- Stated problem
Print all of the data exactly as written.

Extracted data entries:
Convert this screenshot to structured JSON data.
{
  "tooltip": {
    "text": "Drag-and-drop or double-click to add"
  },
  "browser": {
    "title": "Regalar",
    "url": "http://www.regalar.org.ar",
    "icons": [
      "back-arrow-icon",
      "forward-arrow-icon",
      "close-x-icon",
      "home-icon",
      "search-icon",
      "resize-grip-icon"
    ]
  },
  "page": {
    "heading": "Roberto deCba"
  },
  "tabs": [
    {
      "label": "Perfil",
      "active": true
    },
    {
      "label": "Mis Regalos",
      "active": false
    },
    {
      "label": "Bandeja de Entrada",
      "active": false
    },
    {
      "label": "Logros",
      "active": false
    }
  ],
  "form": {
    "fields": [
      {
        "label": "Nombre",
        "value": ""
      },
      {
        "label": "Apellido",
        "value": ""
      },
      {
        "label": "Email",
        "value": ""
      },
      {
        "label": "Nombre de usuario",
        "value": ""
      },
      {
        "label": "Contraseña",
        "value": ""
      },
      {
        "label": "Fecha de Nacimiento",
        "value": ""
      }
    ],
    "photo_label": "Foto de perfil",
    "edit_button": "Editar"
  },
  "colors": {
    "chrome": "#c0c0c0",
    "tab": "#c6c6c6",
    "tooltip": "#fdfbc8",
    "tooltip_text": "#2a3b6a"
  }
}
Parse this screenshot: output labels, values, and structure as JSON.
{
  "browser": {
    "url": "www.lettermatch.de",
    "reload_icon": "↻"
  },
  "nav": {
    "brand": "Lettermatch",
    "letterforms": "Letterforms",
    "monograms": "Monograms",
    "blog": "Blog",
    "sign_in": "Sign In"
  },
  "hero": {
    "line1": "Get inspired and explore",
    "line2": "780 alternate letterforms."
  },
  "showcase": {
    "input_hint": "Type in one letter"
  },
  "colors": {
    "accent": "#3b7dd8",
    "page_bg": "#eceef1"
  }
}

- Task output
Convert this screenshot to structured JSON data.
{
  "tooltip": {
    "text": "Drag-and-drop or double-click to add"
  },
  "browser": {
    "title": "Regalar",
    "url": "http://www.regalar.org.ar",
    "icons": [
      "back-arrow-icon",
      "forward-arrow-icon",
      "close-x-icon",
      "home-icon",
      "search-icon",
      "resize-grip-icon"
    ]
  },
  "page": {
    "heading": "Roberto deCba"
  },
  "tabs": [
    {
      "label": "Perfil",
      "active": true
    },
    {
      "label": "Mis Regalos",
      "active": false
    },
    {
      "label": "Bandeja de Entrada",
      "active": false
    },
    {
      "label": "Logros",
      "active": false
    }
  ],
  "form": {
    "fields": [
      {
        "label": "Nombre",
        "value": ""
      },
      {
        "label": "Apellido",
        "value": ""
      },
      {
        "label": "Email",
        "value": ""
      },
      {
        "label": "Nombre de usuario",
        "value": ""
      },
      {
        "label": "Contraseña",
        "value": ""
      },
      {
        "label": "Fecha de Nacimiento",
        "value": ""
      }
    ],
    "photo_label": "Foto de perfil",
    "edit_button": "Editar"
  },
  "colors": {
    "chrome": "#c0c0c0",
    "tab": "#c6c6c6",
    "tooltip": "#fdfbc8",
    "tooltip_text": "#2a3b6a"
  }
}
Parse this screenshot: output labels, values, and structure as JSON.
{
  "browser": {
    "url": "www.lettermatch.de",
    "reload_icon": "↻"
  },
  "nav": {
    "brand": "Lettermatch",
    "letterforms": "Letterforms",
    "monograms": "Monograms",
    "blog": "Blog",
    "sign_in": "Sign In"
  },
  "hero": {
    "line1": "Get inspired and explore",
    "line2": "780 alternate letterforms."
  },
  "showcase": {
    "input_hint": "Type in one letter"
  },
  "colors": {
    "accent": "#3b7dd8",
    "page_bg": "#eceef1"
  }
}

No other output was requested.